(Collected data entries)
☆ ☆ ☆ ☆
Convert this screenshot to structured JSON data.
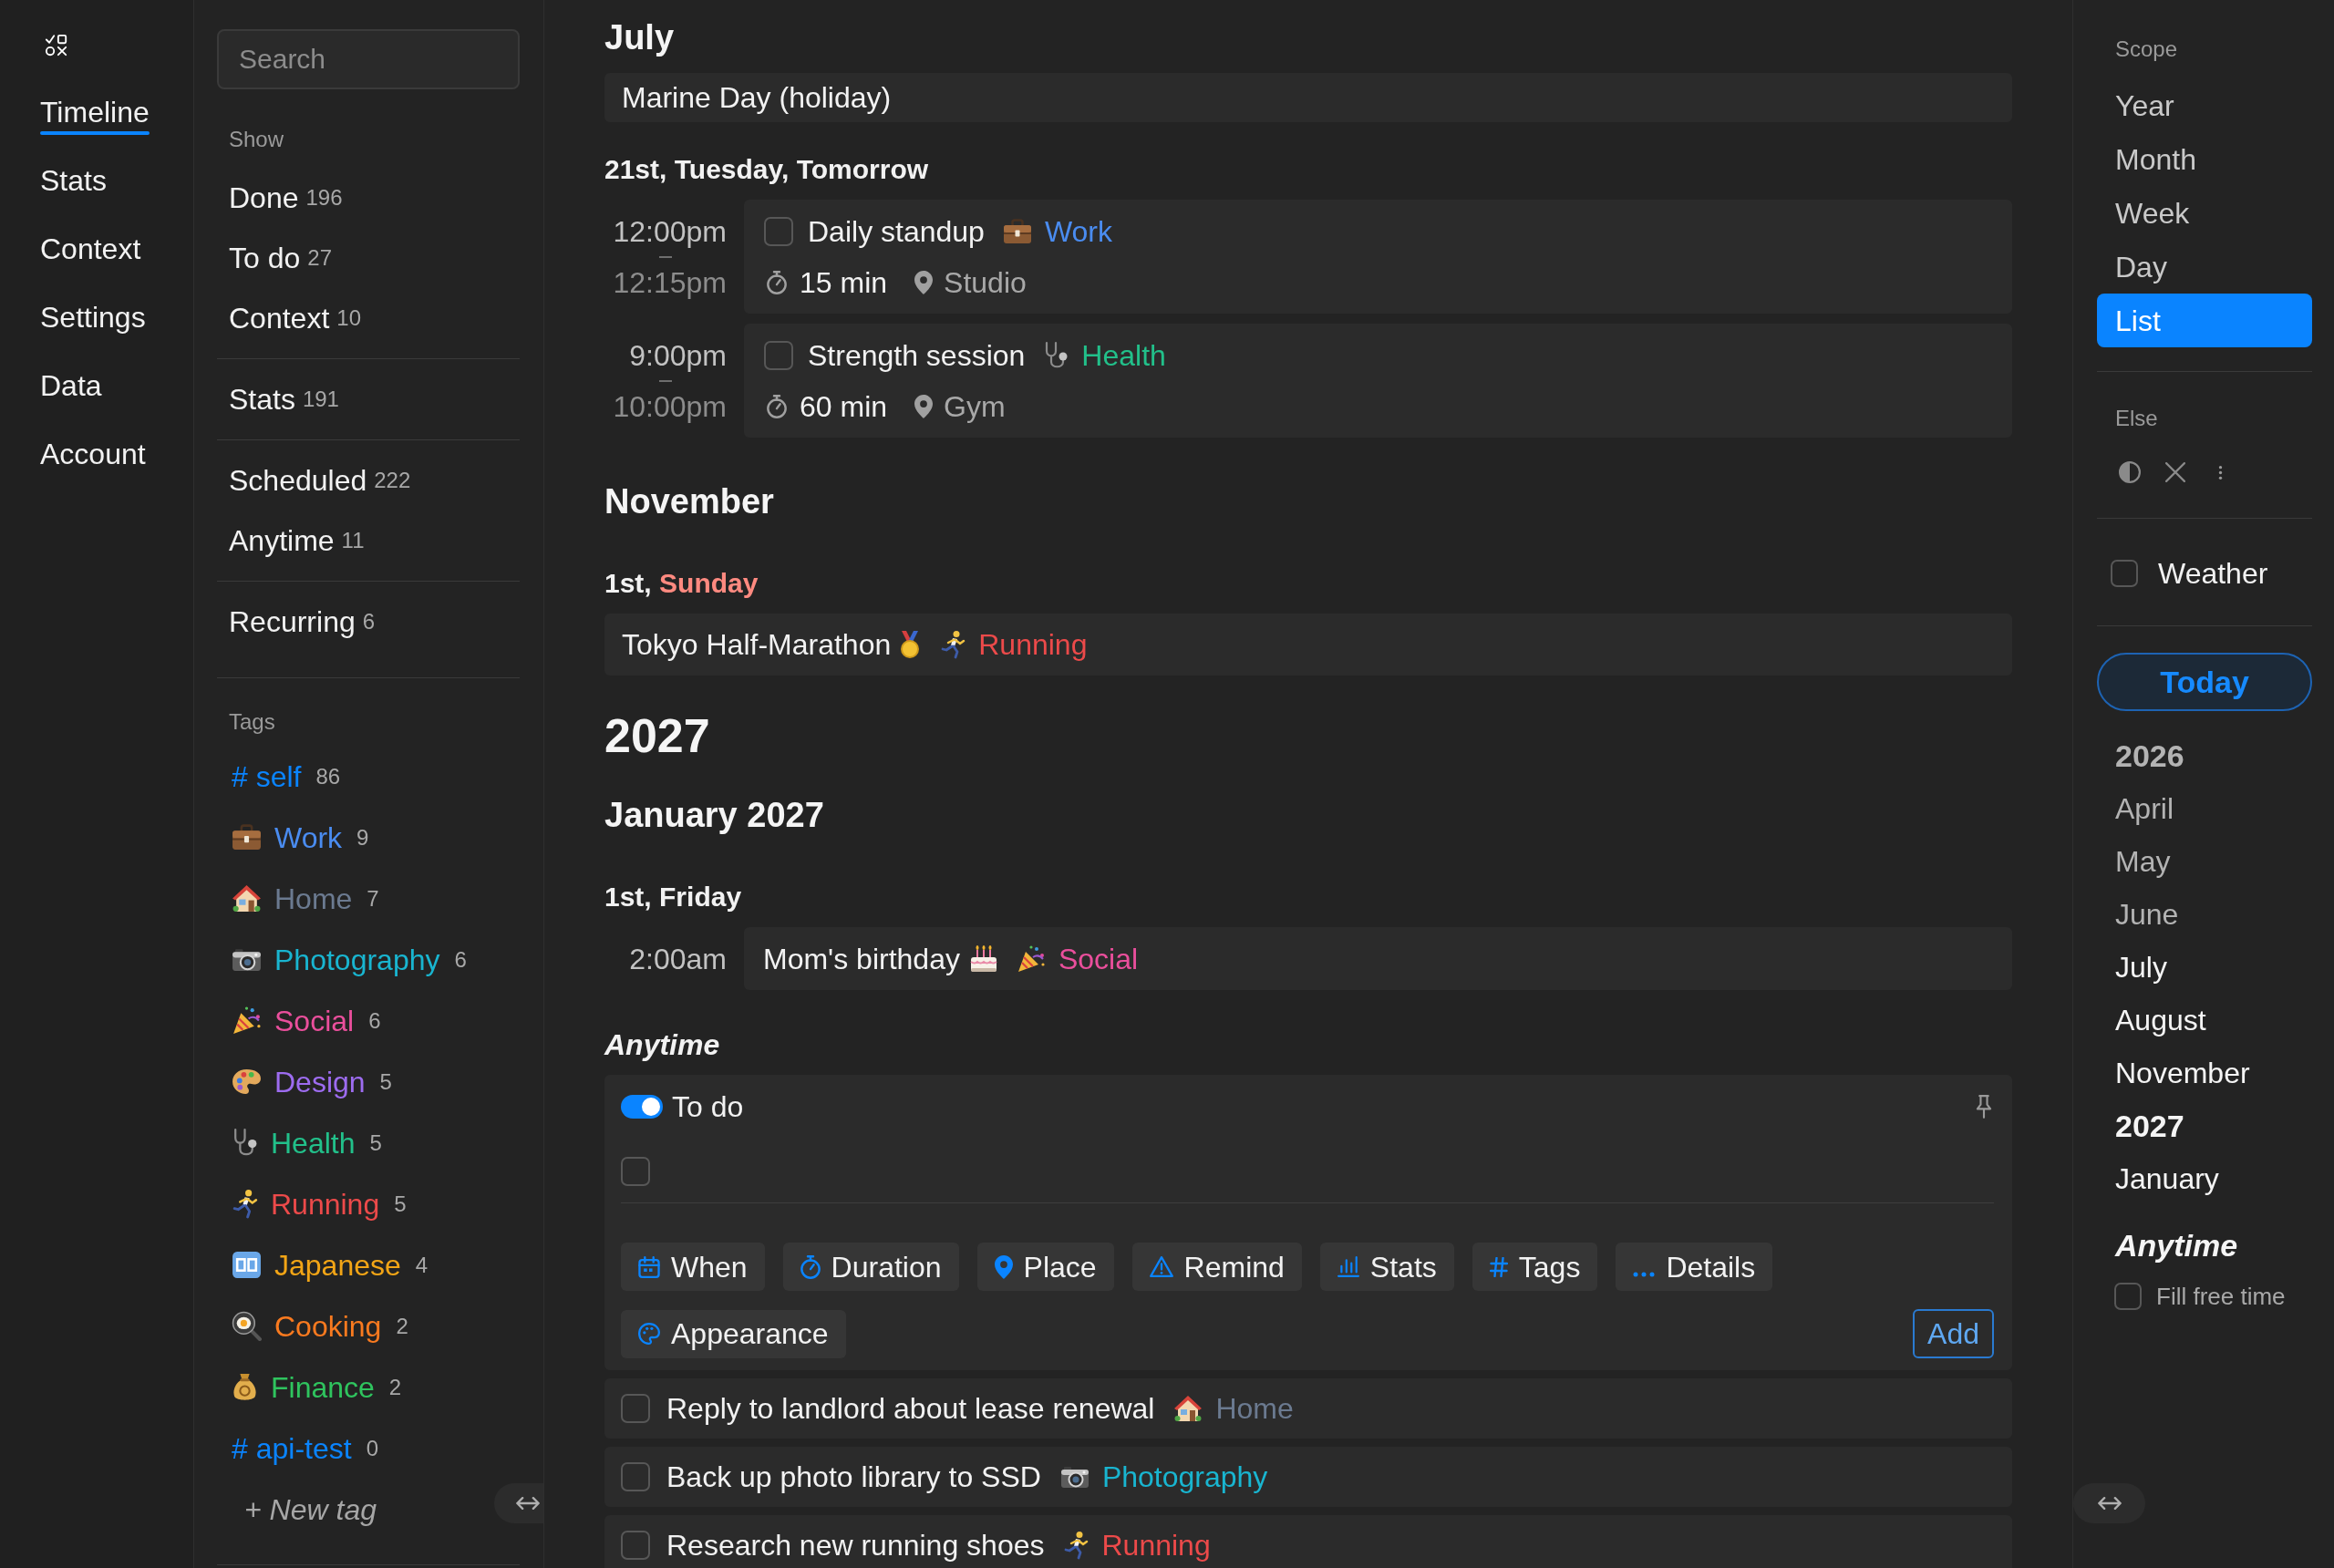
{
  "nav": {
    "items": [
      {
        "label": "Timeline",
        "selected": true
      },
      {
        "label": "Stats",
        "selected": false
      },
      {
        "label": "Context",
        "selected": false
      },
      {
        "label": "Settings",
        "selected": false
      },
      {
        "label": "Data",
        "selected": false
      },
      {
        "label": "Account",
        "selected": false
      }
    ]
  },
  "sidebar": {
    "search": {
      "placeholder": "Search"
    },
    "show_heading": "Show",
    "show_groups": [
      {
        "items": [
          {
            "label": "Done",
            "count": "196"
          },
          {
            "label": "To do",
            "count": "27"
          },
          {
            "label": "Context",
            "count": "10"
          }
        ]
      },
      {
        "items": [
          {
            "label": "Stats",
            "count": "191"
          }
        ]
      },
      {
        "items": [
          {
            "label": "Scheduled",
            "count": "222"
          },
          {
            "label": "Anytime",
            "count": "11"
          }
        ]
      },
      {
        "items": [
          {
            "label": "Recurring",
            "count": "6"
          }
        ]
      }
    ],
    "tags_heading": "Tags",
    "tags": [
      {
        "kind": "hash",
        "symbol": "#",
        "label": "self",
        "count": "86",
        "color": "#0a84ff"
      },
      {
        "kind": "briefcase",
        "label": "Work",
        "count": "9",
        "color": "#4a8cf0"
      },
      {
        "kind": "house",
        "label": "Home",
        "count": "7",
        "color": "#6b7a90"
      },
      {
        "kind": "camera",
        "label": "Photography",
        "count": "6",
        "color": "#19b5d0"
      },
      {
        "kind": "party",
        "label": "Social",
        "count": "6",
        "color": "#ea4f9c"
      },
      {
        "kind": "palette",
        "label": "Design",
        "count": "5",
        "color": "#9d6cf0"
      },
      {
        "kind": "stethoscope",
        "label": "Health",
        "count": "5",
        "color": "#22c08a"
      },
      {
        "kind": "runner",
        "label": "Running",
        "count": "5",
        "color": "#ec4a4a"
      },
      {
        "kind": "tile",
        "label": "Japanese",
        "count": "4",
        "color": "#f2a516"
      },
      {
        "kind": "pan",
        "label": "Cooking",
        "count": "2",
        "color": "#f97a1f"
      },
      {
        "kind": "moneybag",
        "label": "Finance",
        "count": "2",
        "color": "#2fc45e"
      },
      {
        "kind": "hash",
        "symbol": "#",
        "label": "api-test",
        "count": "0",
        "color": "#0a84ff"
      }
    ],
    "new_tag": "+ New tag"
  },
  "timeline": {
    "blocks": [
      {
        "kind": "month",
        "title": "July"
      },
      {
        "kind": "holiday",
        "title": "Marine Day (holiday)"
      },
      {
        "kind": "day",
        "date": "21st,",
        "weekday": "Tuesday, Tomorrow",
        "weekend": false
      },
      {
        "kind": "event",
        "start": "12:00pm",
        "end": "12:15pm",
        "checked": false,
        "title": "Daily standup",
        "tag": {
          "kind": "briefcase",
          "label": "Work",
          "color": "#4a8cf0"
        },
        "duration": "15 min",
        "place": "Studio"
      },
      {
        "kind": "event",
        "start": "9:00pm",
        "end": "10:00pm",
        "checked": false,
        "title": "Strength session",
        "tag": {
          "kind": "stethoscope",
          "label": "Health",
          "color": "#22c08a"
        },
        "duration": "60 min",
        "place": "Gym"
      },
      {
        "kind": "month",
        "title": "November"
      },
      {
        "kind": "day",
        "date": "1st,",
        "weekday": "Sunday",
        "weekend": true
      },
      {
        "kind": "allday",
        "title": "Tokyo Half-Marathon",
        "emoji": {
          "kind": "medal"
        },
        "tag": {
          "kind": "runner",
          "label": "Running",
          "color": "#ec4a4a"
        }
      },
      {
        "kind": "year",
        "title": "2027"
      },
      {
        "kind": "month",
        "title": "January 2027"
      },
      {
        "kind": "day",
        "date": "1st,",
        "weekday": "Friday",
        "weekend": false
      },
      {
        "kind": "event",
        "start": "2:00am",
        "title": "Mom's birthday",
        "emoji": {
          "kind": "cake"
        },
        "tag": {
          "kind": "party",
          "label": "Social",
          "color": "#ea4f9c"
        }
      },
      {
        "kind": "anytime",
        "title": "Anytime"
      },
      {
        "kind": "composer",
        "toggle": {
          "label": "To do",
          "on": true
        },
        "checked": false,
        "buttons": [
          {
            "kind": "calendar",
            "label": "When"
          },
          {
            "kind": "stopwatch",
            "label": "Duration"
          },
          {
            "kind": "pin",
            "label": "Place"
          },
          {
            "kind": "warning",
            "label": "Remind"
          },
          {
            "kind": "chart",
            "label": "Stats"
          },
          {
            "kind": "hash",
            "label": "Tags"
          },
          {
            "kind": "dots",
            "label": "Details"
          },
          {
            "kind": "palette",
            "label": "Appearance"
          }
        ],
        "add": "Add"
      },
      {
        "kind": "task",
        "checked": false,
        "title": "Reply to landlord about lease renewal",
        "tag": {
          "kind": "house",
          "label": "Home",
          "color": "#6b7a90"
        }
      },
      {
        "kind": "task",
        "checked": false,
        "title": "Back up photo library to SSD",
        "tag": {
          "kind": "camera",
          "label": "Photography",
          "color": "#19b5d0"
        }
      },
      {
        "kind": "task",
        "checked": false,
        "title": "Research new running shoes",
        "tag": {
          "kind": "runner",
          "label": "Running",
          "color": "#ec4a4a"
        }
      }
    ]
  },
  "scope_panel": {
    "heading": "Scope",
    "options": [
      {
        "label": "Year",
        "selected": false
      },
      {
        "label": "Month",
        "selected": false
      },
      {
        "label": "Week",
        "selected": false
      },
      {
        "label": "Day",
        "selected": false
      },
      {
        "label": "List",
        "selected": true
      }
    ],
    "else_heading": "Else",
    "weather": {
      "label": "Weather",
      "checked": false
    },
    "today": "Today",
    "jump_list": [
      {
        "kind": "year",
        "label": "2026",
        "dimmed": true
      },
      {
        "kind": "month",
        "label": "April",
        "dimmed": true
      },
      {
        "kind": "month",
        "label": "May",
        "dimmed": true
      },
      {
        "kind": "month",
        "label": "June",
        "dimmed": true
      },
      {
        "kind": "month",
        "label": "July",
        "dimmed": false
      },
      {
        "kind": "month",
        "label": "August",
        "dimmed": false
      },
      {
        "kind": "month",
        "label": "November",
        "dimmed": false
      },
      {
        "kind": "year",
        "label": "2027",
        "dimmed": false
      },
      {
        "kind": "month",
        "label": "January",
        "dimmed": false
      },
      {
        "kind": "anytime",
        "label": "Anytime",
        "dimmed": false
      }
    ],
    "fill_free_time": {
      "label": "Fill free time",
      "checked": false
    }
  }
}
☆ ☆ ☆ ☆
### Exercise details
Reproduce the entries exactly. Do not carry over any picture.

### Exercise output
Convert this screenshot to structured JSON data.
{
  "nav": {
    "items": [
      {
        "label": "Timeline",
        "selected": true
      },
      {
        "label": "Stats",
        "selected": false
      },
      {
        "label": "Context",
        "selected": false
      },
      {
        "label": "Settings",
        "selected": false
      },
      {
        "label": "Data",
        "selected": false
      },
      {
        "label": "Account",
        "selected": false
      }
    ]
  },
  "sidebar": {
    "search": {
      "placeholder": "Search"
    },
    "show_heading": "Show",
    "show_groups": [
      {
        "items": [
          {
            "label": "Done",
            "count": "196"
          },
          {
            "label": "To do",
            "count": "27"
          },
          {
            "label": "Context",
            "count": "10"
          }
        ]
      },
      {
        "items": [
          {
            "label": "Stats",
            "count": "191"
          }
        ]
      },
      {
        "items": [
          {
            "label": "Scheduled",
            "count": "222"
          },
          {
            "label": "Anytime",
            "count": "11"
          }
        ]
      },
      {
        "items": [
          {
            "label": "Recurring",
            "count": "6"
          }
        ]
      }
    ],
    "tags_heading": "Tags",
    "tags": [
      {
        "kind": "hash",
        "symbol": "#",
        "label": "self",
        "count": "86",
        "color": "#0a84ff"
      },
      {
        "kind": "briefcase",
        "label": "Work",
        "count": "9",
        "color": "#4a8cf0"
      },
      {
        "kind": "house",
        "label": "Home",
        "count": "7",
        "color": "#6b7a90"
      },
      {
        "kind": "camera",
        "label": "Photography",
        "count": "6",
        "color": "#19b5d0"
      },
      {
        "kind": "party",
        "label": "Social",
        "count": "6",
        "color": "#ea4f9c"
      },
      {
        "kind": "palette",
        "label": "Design",
        "count": "5",
        "color": "#9d6cf0"
      },
      {
        "kind": "stethoscope",
        "label": "Health",
        "count": "5",
        "color": "#22c08a"
      },
      {
        "kind": "runner",
        "label": "Running",
        "count": "5",
        "color": "#ec4a4a"
      },
      {
        "kind": "tile",
        "label": "Japanese",
        "count": "4",
        "color": "#f2a516"
      },
      {
        "kind": "pan",
        "label": "Cooking",
        "count": "2",
        "color": "#f97a1f"
      },
      {
        "kind": "moneybag",
        "label": "Finance",
        "count": "2",
        "color": "#2fc45e"
      },
      {
        "kind": "hash",
        "symbol": "#",
        "label": "api-test",
        "count": "0",
        "color": "#0a84ff"
      }
    ],
    "new_tag": "+ New tag"
  },
  "timeline": {
    "blocks": [
      {
        "kind": "month",
        "title": "July"
      },
      {
        "kind": "holiday",
        "title": "Marine Day (holiday)"
      },
      {
        "kind": "day",
        "date": "21st,",
        "weekday": "Tuesday, Tomorrow",
        "weekend": false
      },
      {
        "kind": "event",
        "start": "12:00pm",
        "end": "12:15pm",
        "checked": false,
        "title": "Daily standup",
        "tag": {
          "kind": "briefcase",
          "label": "Work",
          "color": "#4a8cf0"
        },
        "duration": "15 min",
        "place": "Studio"
      },
      {
        "kind": "event",
        "start": "9:00pm",
        "end": "10:00pm",
        "checked": false,
        "title": "Strength session",
        "tag": {
          "kind": "stethoscope",
          "label": "Health",
          "color": "#22c08a"
        },
        "duration": "60 min",
        "place": "Gym"
      },
      {
        "kind": "month",
        "title": "November"
      },
      {
        "kind": "day",
        "date": "1st,",
        "weekday": "Sunday",
        "weekend": true
      },
      {
        "kind": "allday",
        "title": "Tokyo Half-Marathon",
        "emoji": {
          "kind": "medal"
        },
        "tag": {
          "kind": "runner",
          "label": "Running",
          "color": "#ec4a4a"
        }
      },
      {
        "kind": "year",
        "title": "2027"
      },
      {
        "kind": "month",
        "title": "January 2027"
      },
      {
        "kind": "day",
        "date": "1st,",
        "weekday": "Friday",
        "weekend": false
      },
      {
        "kind": "event",
        "start": "2:00am",
        "title": "Mom's birthday",
        "emoji": {
          "kind": "cake"
        },
        "tag": {
          "kind": "party",
          "label": "Social",
          "color": "#ea4f9c"
        }
      },
      {
        "kind": "anytime",
        "title": "Anytime"
      },
      {
        "kind": "composer",
        "toggle": {
          "label": "To do",
          "on": true
        },
        "checked": false,
        "buttons": [
          {
            "kind": "calendar",
            "label": "When"
          },
          {
            "kind": "stopwatch",
            "label": "Duration"
          },
          {
            "kind": "pin",
            "label": "Place"
          },
          {
            "kind": "warning",
            "label": "Remind"
          },
          {
            "kind": "chart",
            "label": "Stats"
          },
          {
            "kind": "hash",
            "label": "Tags"
          },
          {
            "kind": "dots",
            "label": "Details"
          },
          {
            "kind": "palette",
            "label": "Appearance"
          }
        ],
        "add": "Add"
      },
      {
        "kind": "task",
        "checked": false,
        "title": "Reply to landlord about lease renewal",
        "tag": {
          "kind": "house",
          "label": "Home",
          "color": "#6b7a90"
        }
      },
      {
        "kind": "task",
        "checked": false,
        "title": "Back up photo library to SSD",
        "tag": {
          "kind": "camera",
          "label": "Photography",
          "color": "#19b5d0"
        }
      },
      {
        "kind": "task",
        "checked": false,
        "title": "Research new running shoes",
        "tag": {
          "kind": "runner",
          "label": "Running",
          "color": "#ec4a4a"
        }
      }
    ]
  },
  "scope_panel": {
    "heading": "Scope",
    "options": [
      {
        "label": "Year",
        "selected": false
      },
      {
        "label": "Month",
        "selected": false
      },
      {
        "label": "Week",
        "selected": false
      },
      {
        "label": "Day",
        "selected": false
      },
      {
        "label": "List",
        "selected": true
      }
    ],
    "else_heading": "Else",
    "weather": {
      "label": "Weather",
      "checked": false
    },
    "today": "Today",
    "jump_list": [
      {
        "kind": "year",
        "label": "2026",
        "dimmed": true
      },
      {
        "kind": "month",
        "label": "April",
        "dimmed": true
      },
      {
        "kind": "month",
        "label": "May",
        "dimmed": true
      },
      {
        "kind": "month",
        "label": "June",
        "dimmed": true
      },
      {
        "kind": "month",
        "label": "July",
        "dimmed": false
      },
      {
        "kind": "month",
        "label": "August",
        "dimmed": false
      },
      {
        "kind": "month",
        "label": "November",
        "dimmed": false
      },
      {
        "kind": "year",
        "label": "2027",
        "dimmed": false
      },
      {
        "kind": "month",
        "label": "January",
        "dimmed": false
      },
      {
        "kind": "anytime",
        "label": "Anytime",
        "dimmed": false
      }
    ],
    "fill_free_time": {
      "label": "Fill free time",
      "checked": false
    }
  }
}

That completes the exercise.